## AIM
Check the listing below for lines that hold "possible". How many are there? Please give only the number.
━━━━━ INPUT FOR THIS TASK
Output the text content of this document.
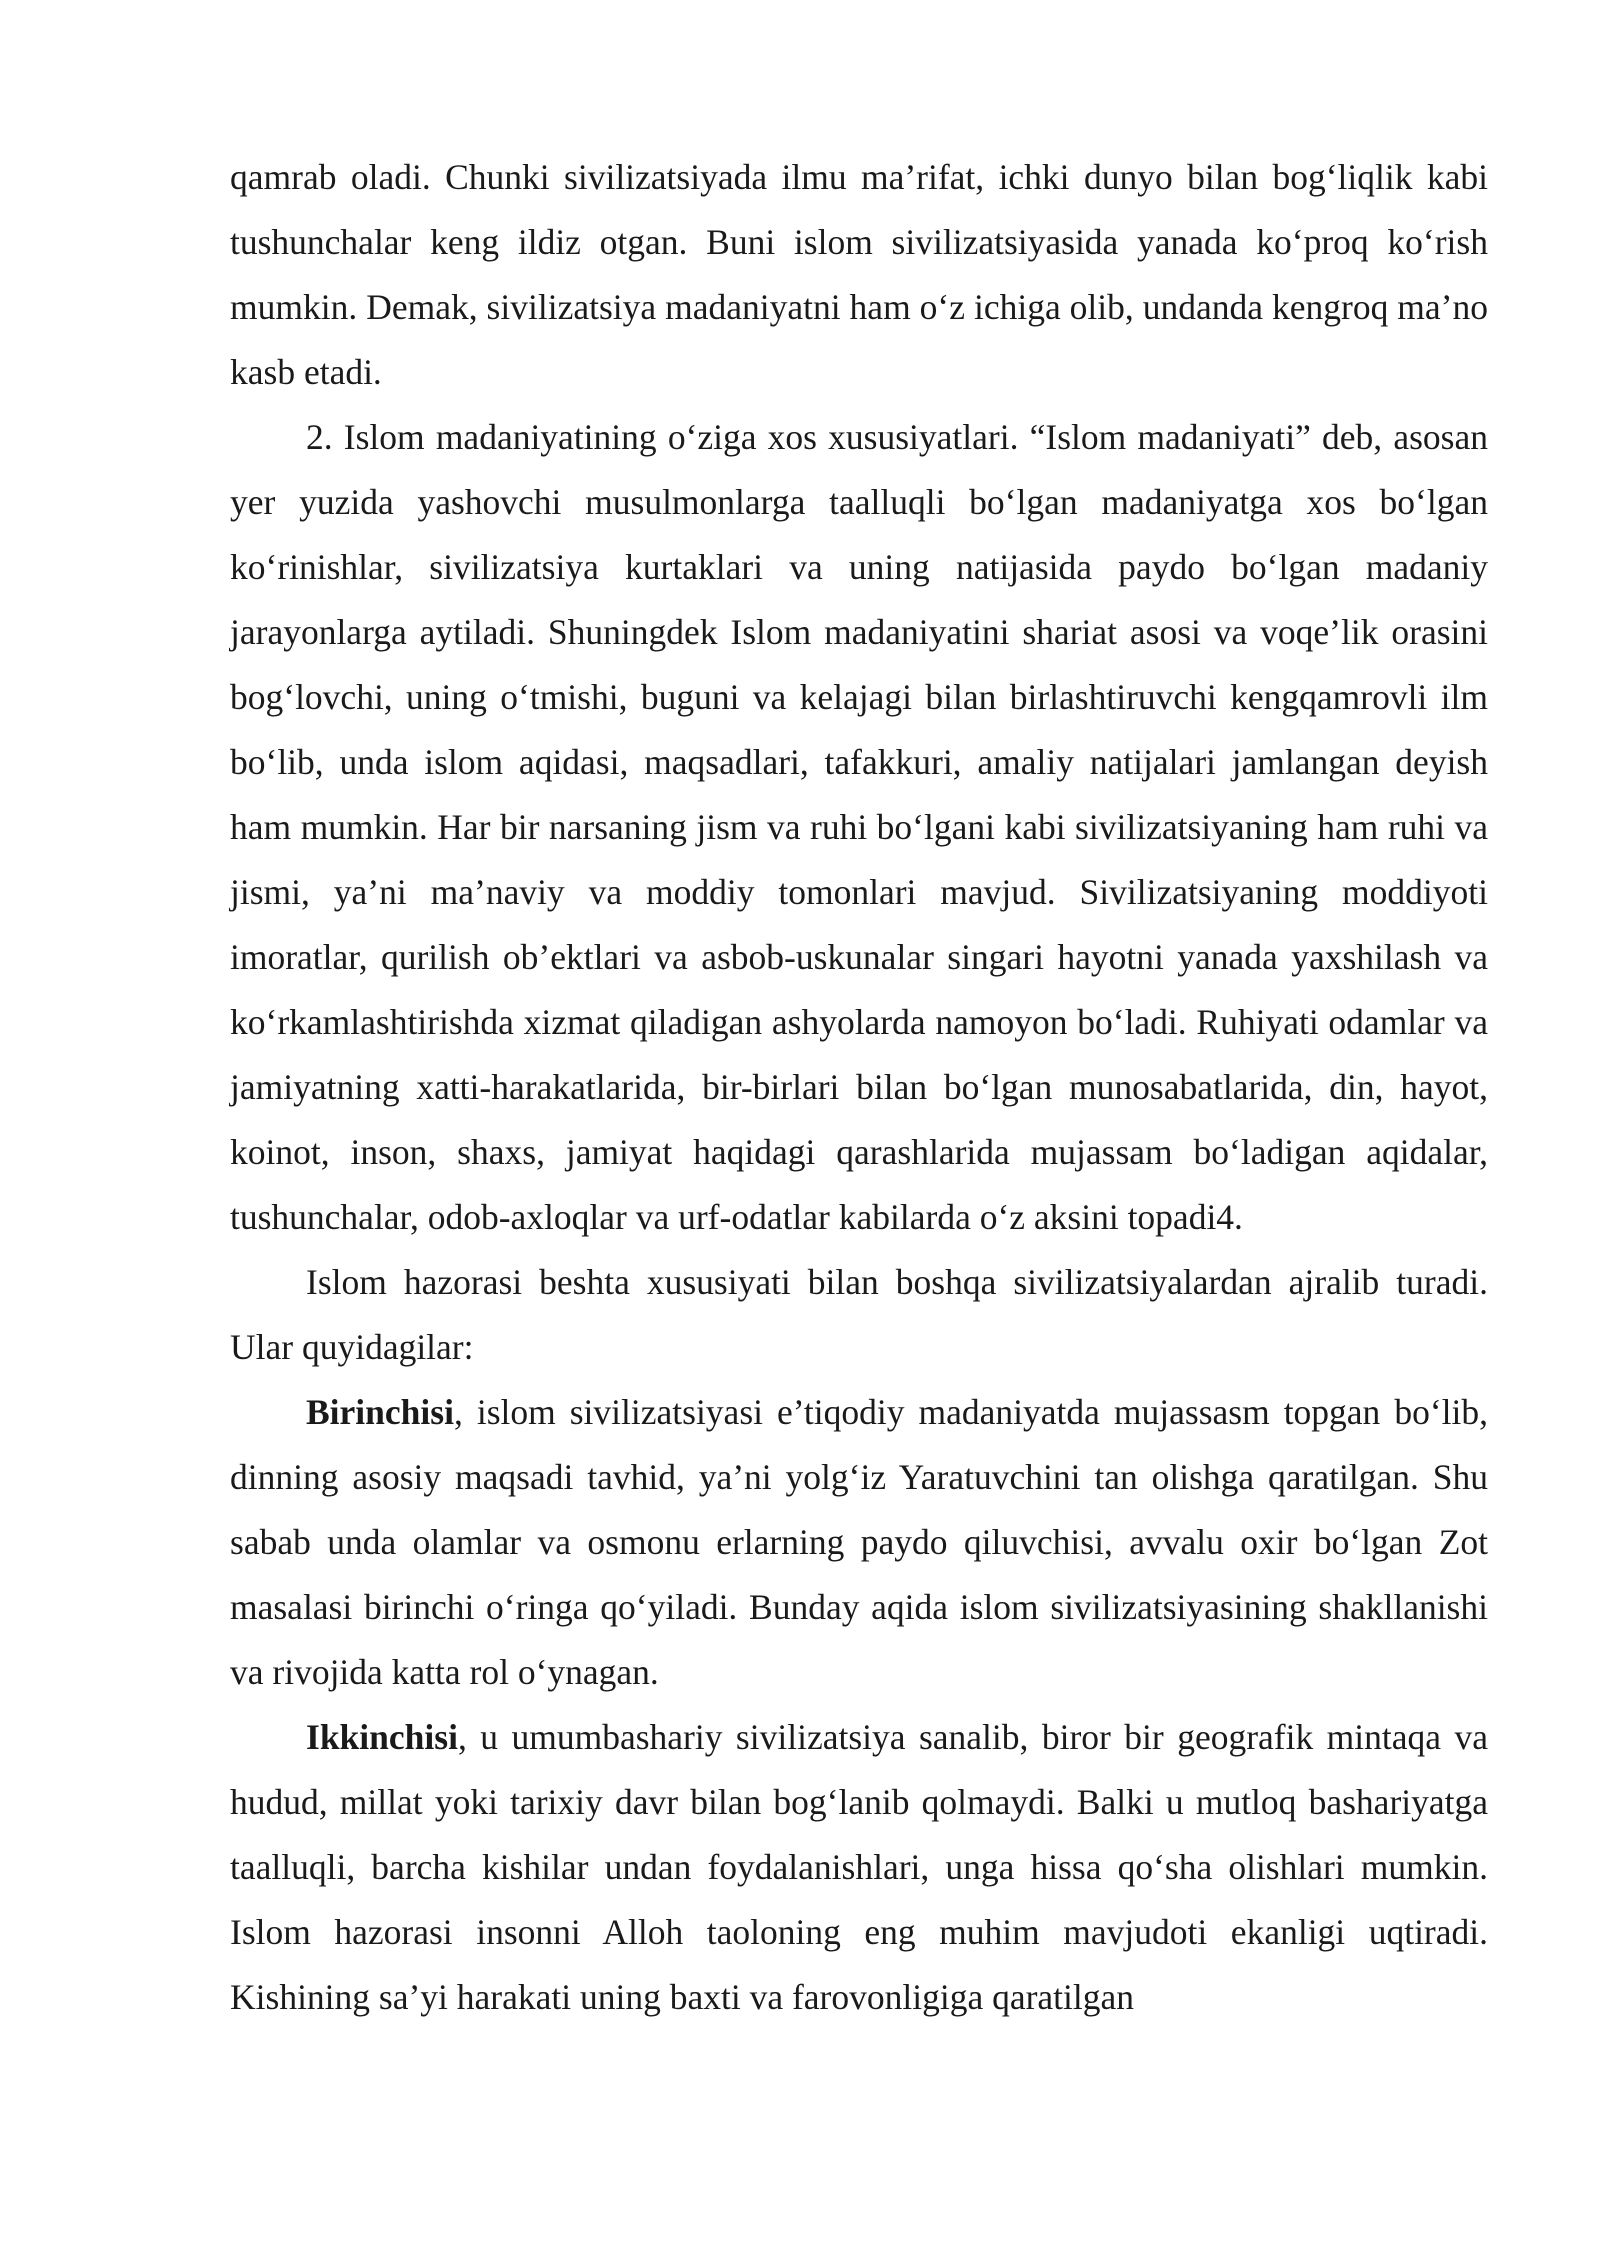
qamrab oladi. Chunki sivilizatsiyada ilmu ma’rifat, ichki dunyo bilan bog‘liqlik kabi tushunchalar keng ildiz otgan. Buni islom sivilizatsiyasida yanada ko‘proq ko‘rish mumkin. Demak, sivilizatsiya madaniyatni ham o‘z ichiga olib, undanda kengroq ma’no kasb etadi.

2. Islom madaniyatining o‘ziga xos xususiyatlari. “Islom madaniyati” deb, asosan yer yuzida yashovchi musulmonlarga taalluqli bo‘lgan madaniyatga xos bo‘lgan ko‘rinishlar, sivilizatsiya kurtaklari va uning natijasida paydo bo‘lgan madaniy jarayonlarga aytiladi. Shuningdek Islom madaniyatini shariat asosi va voqe’lik orasini bog‘lovchi, uning o‘tmishi, buguni va kelajagi bilan birlashtiruvchi kengqamrovli ilm bo‘lib, unda islom aqidasi, maqsadlari, tafakkuri, amaliy natijalari jamlangan deyish ham mumkin. Har bir narsaning jism va ruhi bo‘lgani kabi sivilizatsiyaning ham ruhi va jismi, ya’ni ma’naviy va moddiy tomonlari mavjud. Sivilizatsiyaning moddiyoti imoratlar, qurilish ob’ektlari va asbob-uskunalar singari hayotni yanada yaxshilash va ko‘rkamlashtirishda xizmat qiladigan ashyolarda namoyon bo‘ladi. Ruhiyati odamlar va jamiyatning xatti-harakatlarida, bir-birlari bilan bo‘lgan munosabatlarida, din, hayot, koinot, inson, shaxs, jamiyat haqidagi qarashlarida mujassam bo‘ladigan aqidalar, tushunchalar, odob-axloqlar va urf-odatlar kabilarda o‘z aksini topadi4.

Islom hazorasi beshta xususiyati bilan boshqa sivilizatsiyalardan ajralib turadi. Ular quyidagilar:

Birinchisi, islom sivilizatsiyasi e’tiqodiy madaniyatda mujassasm topgan bo‘lib, dinning asosiy maqsadi tavhid, ya’ni yolg‘iz Yaratuvchini tan olishga qaratilgan. Shu sabab unda olamlar va osmonu erlarning paydo qiluvchisi, avvalu oxir bo‘lgan Zot masalasi birinchi o‘ringa qo‘yiladi. Bunday aqida islom sivilizatsiyasining shakllanishi va rivojida katta rol o‘ynagan.

Ikkinchisi, u umumbashariy sivilizatsiya sanalib, biror bir geografik mintaqa va hudud, millat yoki tarixiy davr bilan bog‘lanib qolmaydi. Balki u mutloq bashariyatga taalluqli, barcha kishilar undan foydalanishlari, unga hissa qo‘sha olishlari mumkin. Islom hazorasi insonni Alloh taoloning eng muhim mavjudoti ekanligi uqtiradi. Kishining sa’yi harakati uning baxti va farovonligiga qaratilgan
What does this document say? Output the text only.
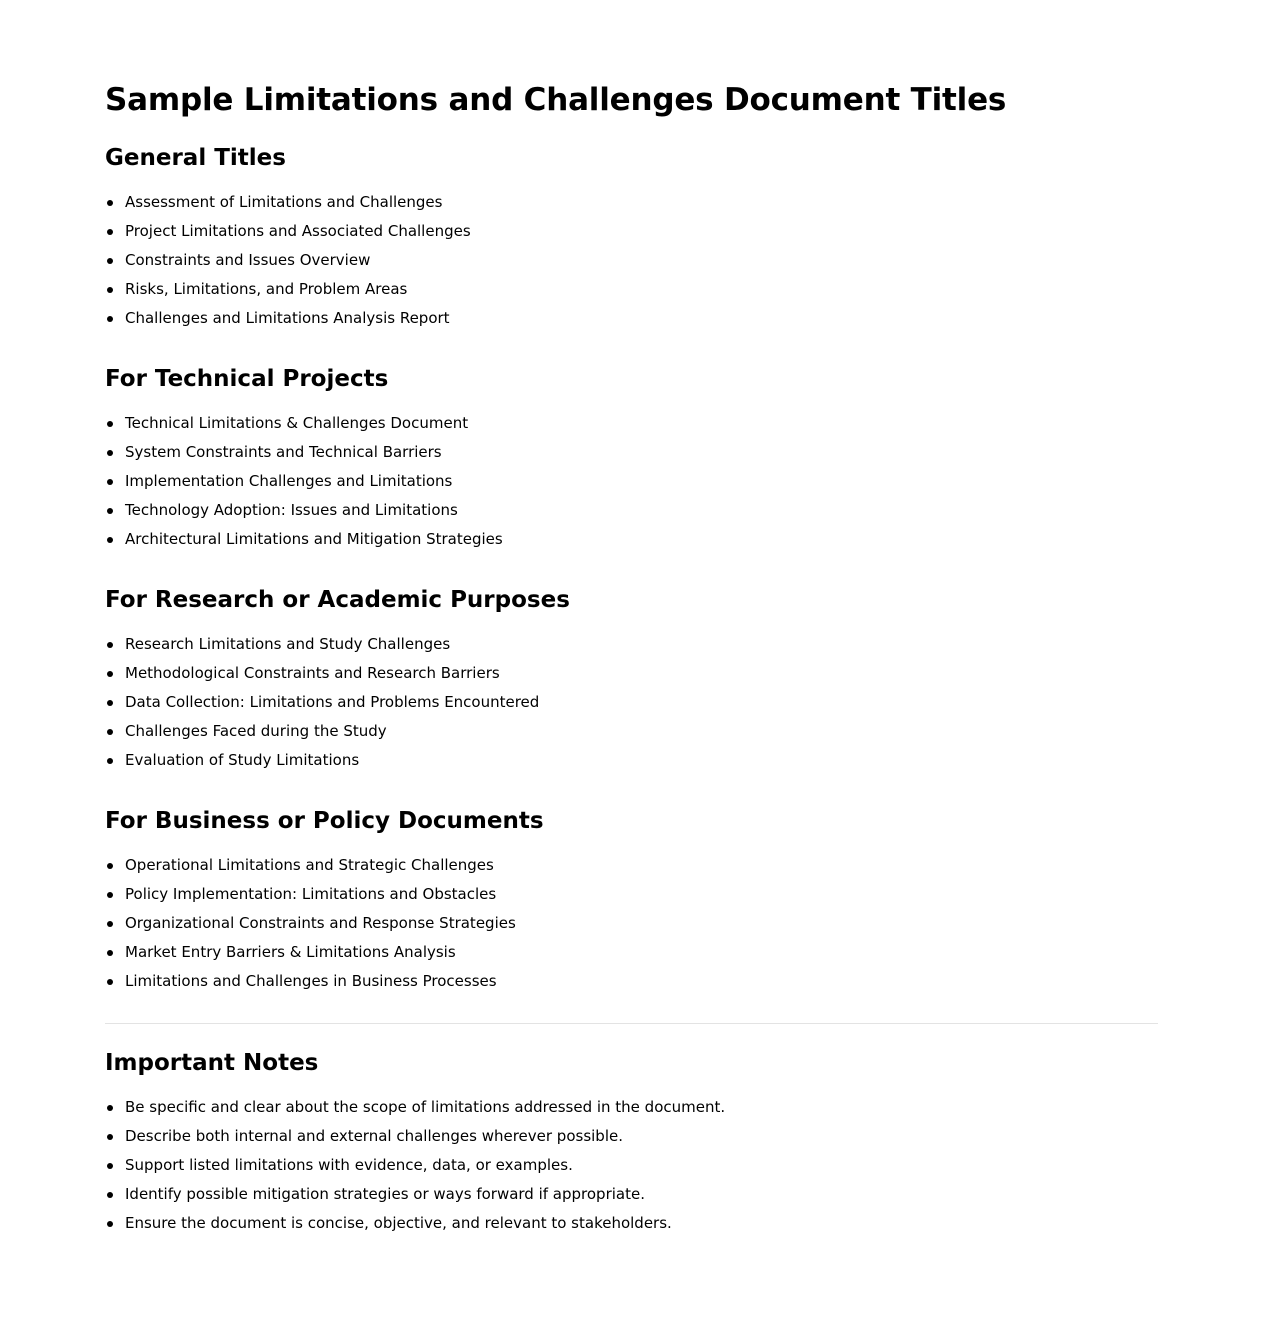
Sample Limitations and Challenges Document Titles
General Titles
Assessment of Limitations and Challenges
Project Limitations and Associated Challenges
Constraints and Issues Overview
Risks, Limitations, and Problem Areas
Challenges and Limitations Analysis Report
For Technical Projects
Technical Limitations & Challenges Document
System Constraints and Technical Barriers
Implementation Challenges and Limitations
Technology Adoption: Issues and Limitations
Architectural Limitations and Mitigation Strategies
For Research or Academic Purposes
Research Limitations and Study Challenges
Methodological Constraints and Research Barriers
Data Collection: Limitations and Problems Encountered
Challenges Faced during the Study
Evaluation of Study Limitations
For Business or Policy Documents
Operational Limitations and Strategic Challenges
Policy Implementation: Limitations and Obstacles
Organizational Constraints and Response Strategies
Market Entry Barriers & Limitations Analysis
Limitations and Challenges in Business Processes
Important Notes
Be specific and clear about the scope of limitations addressed in the document.
Describe both internal and external challenges wherever possible.
Support listed limitations with evidence, data, or examples.
Identify possible mitigation strategies or ways forward if appropriate.
Ensure the document is concise, objective, and relevant to stakeholders.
━━━━━━━━━━
## THE RESULT
2